__The request__: Report every line in the listing below where the string "kind" shows up.

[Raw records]

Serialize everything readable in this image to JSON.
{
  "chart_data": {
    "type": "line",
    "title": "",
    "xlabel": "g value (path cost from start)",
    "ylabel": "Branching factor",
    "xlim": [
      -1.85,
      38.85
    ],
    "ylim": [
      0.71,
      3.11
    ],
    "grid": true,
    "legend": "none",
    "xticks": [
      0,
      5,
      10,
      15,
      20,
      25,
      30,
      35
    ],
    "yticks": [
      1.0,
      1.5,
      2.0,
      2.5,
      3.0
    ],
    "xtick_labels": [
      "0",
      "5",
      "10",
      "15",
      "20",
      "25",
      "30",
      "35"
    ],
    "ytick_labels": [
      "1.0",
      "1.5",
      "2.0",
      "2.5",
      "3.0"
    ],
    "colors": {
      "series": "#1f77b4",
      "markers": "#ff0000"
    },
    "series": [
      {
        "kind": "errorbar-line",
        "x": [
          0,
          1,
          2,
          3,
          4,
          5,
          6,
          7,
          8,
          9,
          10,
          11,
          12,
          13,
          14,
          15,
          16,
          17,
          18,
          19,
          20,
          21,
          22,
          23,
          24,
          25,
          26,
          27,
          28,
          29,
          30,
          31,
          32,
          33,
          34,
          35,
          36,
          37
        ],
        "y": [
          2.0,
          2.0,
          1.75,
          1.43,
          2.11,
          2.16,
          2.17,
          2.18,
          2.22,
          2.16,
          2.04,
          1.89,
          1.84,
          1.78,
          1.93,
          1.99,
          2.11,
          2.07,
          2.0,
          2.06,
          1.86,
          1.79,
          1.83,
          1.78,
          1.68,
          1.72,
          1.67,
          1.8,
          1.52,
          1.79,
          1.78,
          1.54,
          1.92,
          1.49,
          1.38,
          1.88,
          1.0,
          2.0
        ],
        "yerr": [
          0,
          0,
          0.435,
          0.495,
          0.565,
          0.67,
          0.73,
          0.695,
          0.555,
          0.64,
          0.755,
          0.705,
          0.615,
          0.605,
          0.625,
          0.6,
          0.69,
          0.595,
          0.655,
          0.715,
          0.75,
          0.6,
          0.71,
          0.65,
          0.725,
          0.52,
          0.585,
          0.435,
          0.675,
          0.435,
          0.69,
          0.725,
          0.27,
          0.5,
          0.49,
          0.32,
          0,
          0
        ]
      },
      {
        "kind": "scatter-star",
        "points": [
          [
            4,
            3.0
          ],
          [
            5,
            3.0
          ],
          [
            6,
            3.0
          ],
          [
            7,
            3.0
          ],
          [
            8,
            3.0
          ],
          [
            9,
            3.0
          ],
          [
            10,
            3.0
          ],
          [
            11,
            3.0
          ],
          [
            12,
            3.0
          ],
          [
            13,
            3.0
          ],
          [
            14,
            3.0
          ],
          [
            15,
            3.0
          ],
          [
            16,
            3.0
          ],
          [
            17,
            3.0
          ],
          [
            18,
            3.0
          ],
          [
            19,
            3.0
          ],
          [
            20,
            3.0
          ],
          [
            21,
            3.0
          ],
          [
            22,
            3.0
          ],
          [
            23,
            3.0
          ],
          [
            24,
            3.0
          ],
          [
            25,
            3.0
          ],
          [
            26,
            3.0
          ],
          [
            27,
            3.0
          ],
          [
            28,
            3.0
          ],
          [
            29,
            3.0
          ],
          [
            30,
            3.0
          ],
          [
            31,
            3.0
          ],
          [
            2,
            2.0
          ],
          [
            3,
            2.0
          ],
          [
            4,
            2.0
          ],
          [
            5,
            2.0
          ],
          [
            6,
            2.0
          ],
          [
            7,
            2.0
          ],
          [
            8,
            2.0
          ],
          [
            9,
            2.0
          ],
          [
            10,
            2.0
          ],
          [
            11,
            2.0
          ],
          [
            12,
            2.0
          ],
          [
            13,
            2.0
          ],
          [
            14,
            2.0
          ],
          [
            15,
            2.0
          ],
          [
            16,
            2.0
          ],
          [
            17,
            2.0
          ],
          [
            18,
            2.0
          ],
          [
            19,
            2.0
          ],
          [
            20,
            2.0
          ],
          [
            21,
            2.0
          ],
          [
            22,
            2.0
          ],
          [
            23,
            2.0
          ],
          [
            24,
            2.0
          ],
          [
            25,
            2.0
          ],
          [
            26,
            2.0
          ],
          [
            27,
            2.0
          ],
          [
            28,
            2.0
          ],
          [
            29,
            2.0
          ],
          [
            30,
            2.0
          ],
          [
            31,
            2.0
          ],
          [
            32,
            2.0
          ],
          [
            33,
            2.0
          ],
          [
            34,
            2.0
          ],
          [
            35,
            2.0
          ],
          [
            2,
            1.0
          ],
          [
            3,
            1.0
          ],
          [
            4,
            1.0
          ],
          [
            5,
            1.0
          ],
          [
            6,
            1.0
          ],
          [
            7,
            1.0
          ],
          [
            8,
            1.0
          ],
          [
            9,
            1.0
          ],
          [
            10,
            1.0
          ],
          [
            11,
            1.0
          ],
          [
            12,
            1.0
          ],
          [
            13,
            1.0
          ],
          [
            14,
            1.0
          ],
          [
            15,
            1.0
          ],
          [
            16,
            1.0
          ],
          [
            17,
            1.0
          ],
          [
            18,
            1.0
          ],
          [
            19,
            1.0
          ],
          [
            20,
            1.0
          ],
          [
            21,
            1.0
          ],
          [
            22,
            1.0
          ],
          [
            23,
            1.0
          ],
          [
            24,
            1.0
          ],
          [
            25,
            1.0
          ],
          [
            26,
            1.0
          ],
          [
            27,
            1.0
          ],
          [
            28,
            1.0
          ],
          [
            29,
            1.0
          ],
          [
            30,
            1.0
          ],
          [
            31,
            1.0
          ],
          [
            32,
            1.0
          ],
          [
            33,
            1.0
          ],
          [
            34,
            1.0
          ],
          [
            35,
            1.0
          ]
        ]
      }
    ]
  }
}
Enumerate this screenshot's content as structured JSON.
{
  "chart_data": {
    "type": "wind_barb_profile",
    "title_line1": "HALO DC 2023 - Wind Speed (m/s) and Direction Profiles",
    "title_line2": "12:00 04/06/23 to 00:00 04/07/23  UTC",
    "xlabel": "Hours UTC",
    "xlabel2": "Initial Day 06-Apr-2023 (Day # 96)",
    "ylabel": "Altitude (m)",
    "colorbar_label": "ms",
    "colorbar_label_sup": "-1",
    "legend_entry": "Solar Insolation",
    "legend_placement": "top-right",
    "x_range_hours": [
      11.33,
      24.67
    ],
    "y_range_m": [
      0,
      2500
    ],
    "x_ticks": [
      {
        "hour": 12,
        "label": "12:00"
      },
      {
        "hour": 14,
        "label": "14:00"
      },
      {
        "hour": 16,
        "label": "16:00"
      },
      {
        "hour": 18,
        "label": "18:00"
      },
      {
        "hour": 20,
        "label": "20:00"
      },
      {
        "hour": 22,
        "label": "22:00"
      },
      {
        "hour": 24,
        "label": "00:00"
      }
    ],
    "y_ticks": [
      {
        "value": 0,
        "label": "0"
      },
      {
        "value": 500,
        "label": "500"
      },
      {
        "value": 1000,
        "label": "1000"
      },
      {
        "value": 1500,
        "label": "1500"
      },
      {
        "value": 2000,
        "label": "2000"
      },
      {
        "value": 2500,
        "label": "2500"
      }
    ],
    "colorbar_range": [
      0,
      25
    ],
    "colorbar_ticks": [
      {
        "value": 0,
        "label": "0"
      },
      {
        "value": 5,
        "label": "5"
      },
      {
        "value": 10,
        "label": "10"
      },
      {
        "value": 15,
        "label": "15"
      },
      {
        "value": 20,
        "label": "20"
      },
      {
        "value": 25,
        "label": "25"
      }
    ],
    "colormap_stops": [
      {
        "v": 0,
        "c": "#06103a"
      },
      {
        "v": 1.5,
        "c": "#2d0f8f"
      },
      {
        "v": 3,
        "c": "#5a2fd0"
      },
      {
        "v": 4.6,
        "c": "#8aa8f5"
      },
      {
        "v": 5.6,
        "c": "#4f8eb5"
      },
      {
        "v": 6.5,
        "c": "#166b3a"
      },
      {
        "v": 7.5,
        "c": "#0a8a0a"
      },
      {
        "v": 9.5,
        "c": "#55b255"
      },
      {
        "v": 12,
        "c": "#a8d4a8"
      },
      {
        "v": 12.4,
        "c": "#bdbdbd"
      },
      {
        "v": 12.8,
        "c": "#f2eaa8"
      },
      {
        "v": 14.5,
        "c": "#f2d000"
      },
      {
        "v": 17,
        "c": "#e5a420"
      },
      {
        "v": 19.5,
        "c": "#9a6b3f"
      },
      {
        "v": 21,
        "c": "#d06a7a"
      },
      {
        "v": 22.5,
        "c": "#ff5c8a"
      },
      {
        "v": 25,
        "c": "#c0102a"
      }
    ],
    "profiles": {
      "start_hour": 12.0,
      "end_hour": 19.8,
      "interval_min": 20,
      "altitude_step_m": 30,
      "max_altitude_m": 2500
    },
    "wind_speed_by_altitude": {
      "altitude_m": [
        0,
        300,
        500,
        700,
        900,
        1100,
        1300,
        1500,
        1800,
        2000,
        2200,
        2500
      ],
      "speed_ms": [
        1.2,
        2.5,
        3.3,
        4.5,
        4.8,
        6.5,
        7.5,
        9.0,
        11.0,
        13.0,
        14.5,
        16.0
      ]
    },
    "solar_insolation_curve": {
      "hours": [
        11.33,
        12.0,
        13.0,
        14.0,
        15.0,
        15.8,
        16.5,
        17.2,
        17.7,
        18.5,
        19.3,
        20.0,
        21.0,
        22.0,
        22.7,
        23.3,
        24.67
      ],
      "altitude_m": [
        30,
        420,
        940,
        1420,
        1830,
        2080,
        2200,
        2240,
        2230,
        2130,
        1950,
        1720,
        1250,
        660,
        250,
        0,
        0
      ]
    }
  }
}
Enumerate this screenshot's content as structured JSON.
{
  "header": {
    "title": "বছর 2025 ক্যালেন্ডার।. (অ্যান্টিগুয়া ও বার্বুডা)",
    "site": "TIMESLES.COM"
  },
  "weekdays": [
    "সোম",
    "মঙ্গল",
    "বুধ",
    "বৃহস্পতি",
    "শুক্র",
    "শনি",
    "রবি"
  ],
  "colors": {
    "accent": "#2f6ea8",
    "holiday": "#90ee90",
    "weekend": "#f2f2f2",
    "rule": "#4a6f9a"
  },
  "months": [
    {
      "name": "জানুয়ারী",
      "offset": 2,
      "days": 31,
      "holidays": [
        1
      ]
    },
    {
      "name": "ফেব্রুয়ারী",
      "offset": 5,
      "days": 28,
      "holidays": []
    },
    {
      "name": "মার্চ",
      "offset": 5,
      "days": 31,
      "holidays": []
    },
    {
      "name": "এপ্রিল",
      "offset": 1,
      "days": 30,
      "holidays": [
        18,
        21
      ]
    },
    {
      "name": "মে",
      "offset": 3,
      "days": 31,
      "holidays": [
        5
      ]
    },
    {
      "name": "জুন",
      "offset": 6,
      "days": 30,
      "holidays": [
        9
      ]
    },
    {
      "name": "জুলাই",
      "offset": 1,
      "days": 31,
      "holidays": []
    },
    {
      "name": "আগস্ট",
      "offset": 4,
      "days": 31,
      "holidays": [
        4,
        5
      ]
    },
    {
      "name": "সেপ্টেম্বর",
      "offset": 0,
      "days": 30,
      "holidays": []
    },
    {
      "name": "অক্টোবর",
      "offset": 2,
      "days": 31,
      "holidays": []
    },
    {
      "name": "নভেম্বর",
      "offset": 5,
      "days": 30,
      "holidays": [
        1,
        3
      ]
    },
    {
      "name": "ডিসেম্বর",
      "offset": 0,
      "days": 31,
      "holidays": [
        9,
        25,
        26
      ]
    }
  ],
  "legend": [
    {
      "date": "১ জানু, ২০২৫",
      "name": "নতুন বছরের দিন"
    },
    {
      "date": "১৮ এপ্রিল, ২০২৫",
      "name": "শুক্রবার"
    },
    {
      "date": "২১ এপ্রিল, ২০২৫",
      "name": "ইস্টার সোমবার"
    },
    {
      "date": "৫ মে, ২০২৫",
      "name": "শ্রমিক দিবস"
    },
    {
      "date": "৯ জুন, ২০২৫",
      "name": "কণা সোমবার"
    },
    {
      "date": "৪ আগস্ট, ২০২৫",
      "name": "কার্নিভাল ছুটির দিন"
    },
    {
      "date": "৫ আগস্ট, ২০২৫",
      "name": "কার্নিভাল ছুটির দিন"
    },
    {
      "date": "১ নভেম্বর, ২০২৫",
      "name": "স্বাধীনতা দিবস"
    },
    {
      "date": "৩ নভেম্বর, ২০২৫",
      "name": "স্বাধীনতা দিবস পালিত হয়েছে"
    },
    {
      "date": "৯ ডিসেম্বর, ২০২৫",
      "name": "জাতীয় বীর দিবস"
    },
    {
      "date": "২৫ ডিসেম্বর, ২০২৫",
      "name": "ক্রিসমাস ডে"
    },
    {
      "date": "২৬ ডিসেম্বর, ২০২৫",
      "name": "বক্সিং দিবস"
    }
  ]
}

__The solution__:
        "kind": "errorbar-line",
        "kind": "scatter-star",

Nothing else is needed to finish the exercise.